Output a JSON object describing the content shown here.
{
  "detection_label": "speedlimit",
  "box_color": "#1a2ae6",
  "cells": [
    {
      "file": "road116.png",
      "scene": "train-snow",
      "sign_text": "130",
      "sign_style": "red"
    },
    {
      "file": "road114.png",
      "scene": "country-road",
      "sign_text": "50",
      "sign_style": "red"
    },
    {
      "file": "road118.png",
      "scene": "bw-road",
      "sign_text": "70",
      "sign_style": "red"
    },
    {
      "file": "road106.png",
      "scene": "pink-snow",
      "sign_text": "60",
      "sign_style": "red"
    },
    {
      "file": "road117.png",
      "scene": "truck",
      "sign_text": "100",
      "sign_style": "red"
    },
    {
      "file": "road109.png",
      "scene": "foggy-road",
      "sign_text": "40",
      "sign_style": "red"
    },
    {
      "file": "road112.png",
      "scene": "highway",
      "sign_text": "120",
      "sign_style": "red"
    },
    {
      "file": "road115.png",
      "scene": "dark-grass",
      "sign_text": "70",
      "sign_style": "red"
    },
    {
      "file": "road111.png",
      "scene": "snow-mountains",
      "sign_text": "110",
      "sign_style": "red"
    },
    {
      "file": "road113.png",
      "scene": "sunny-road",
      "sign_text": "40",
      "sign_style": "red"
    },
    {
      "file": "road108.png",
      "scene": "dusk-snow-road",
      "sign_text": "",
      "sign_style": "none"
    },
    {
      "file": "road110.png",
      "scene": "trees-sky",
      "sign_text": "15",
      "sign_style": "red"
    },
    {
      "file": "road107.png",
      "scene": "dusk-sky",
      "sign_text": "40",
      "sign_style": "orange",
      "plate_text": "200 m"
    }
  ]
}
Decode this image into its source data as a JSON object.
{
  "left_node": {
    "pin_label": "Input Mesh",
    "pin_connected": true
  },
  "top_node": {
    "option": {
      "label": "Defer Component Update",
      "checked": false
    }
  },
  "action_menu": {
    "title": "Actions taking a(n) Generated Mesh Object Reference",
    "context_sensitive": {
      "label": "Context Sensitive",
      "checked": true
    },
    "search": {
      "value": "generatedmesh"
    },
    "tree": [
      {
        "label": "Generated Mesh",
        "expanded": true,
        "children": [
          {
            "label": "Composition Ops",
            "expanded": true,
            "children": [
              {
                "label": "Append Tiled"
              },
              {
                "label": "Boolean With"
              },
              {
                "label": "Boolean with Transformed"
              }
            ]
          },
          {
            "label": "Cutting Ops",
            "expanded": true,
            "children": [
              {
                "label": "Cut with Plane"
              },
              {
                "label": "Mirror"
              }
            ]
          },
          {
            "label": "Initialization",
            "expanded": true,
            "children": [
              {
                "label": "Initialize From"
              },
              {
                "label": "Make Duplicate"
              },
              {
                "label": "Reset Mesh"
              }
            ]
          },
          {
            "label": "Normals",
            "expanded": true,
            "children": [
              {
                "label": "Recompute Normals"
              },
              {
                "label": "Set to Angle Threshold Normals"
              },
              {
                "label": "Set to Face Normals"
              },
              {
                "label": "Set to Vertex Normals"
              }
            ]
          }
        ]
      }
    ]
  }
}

:::

▶ **Short exercise**
Each line in the data that holds the string "JSON" should be found and copied.

▶ **Result of this exercise**
Output a JSON object describing the content shown here.
Decode this image into its source data as a JSON object.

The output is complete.